Problem to work on
Each line below should be retyped exactly, with no pictures.

Given information

* begin *

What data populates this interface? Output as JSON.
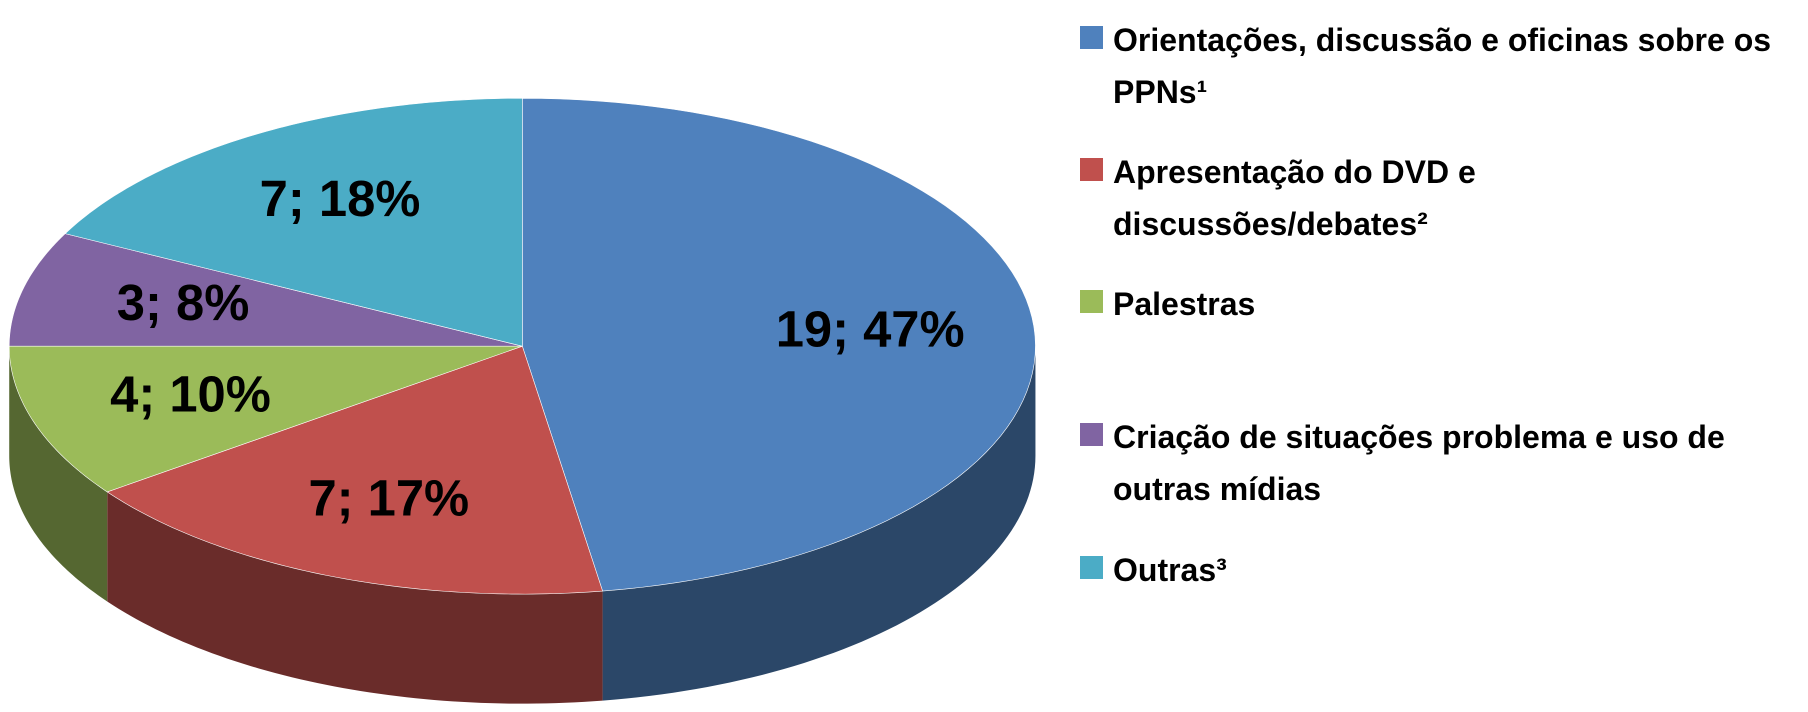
{
  "chart_data": {
    "type": "pie",
    "categories": [
      "Orientações, discussão e oficinas sobre os PPNs¹",
      "Apresentação do DVD e discussões/debates²",
      "Palestras",
      "Criação de situações problema e uso de outras mídias",
      "Outras³"
    ],
    "values": [
      19,
      7,
      4,
      3,
      7
    ],
    "value_labels": [
      "19; 47%",
      "7; 17%",
      "4; 10%",
      "3; 8%",
      "7; 18%"
    ],
    "colors": [
      "#4f81bd",
      "#c0504d",
      "#9bbb59",
      "#8064a2",
      "#4bacc6"
    ],
    "legend": "right"
  }
}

* end *

Exercise answer
What data populates this interface? Output as JSON.
{
  "chart_data": {
    "type": "pie",
    "categories": [
      "Orientações, discussão e oficinas sobre os PPNs¹",
      "Apresentação do DVD e discussões/debates²",
      "Palestras",
      "Criação de situações problema e uso de outras mídias",
      "Outras³"
    ],
    "values": [
      19,
      7,
      4,
      3,
      7
    ],
    "value_labels": [
      "19; 47%",
      "7; 17%",
      "4; 10%",
      "3; 8%",
      "7; 18%"
    ],
    "colors": [
      "#4f81bd",
      "#c0504d",
      "#9bbb59",
      "#8064a2",
      "#4bacc6"
    ],
    "legend": "right"
  }
}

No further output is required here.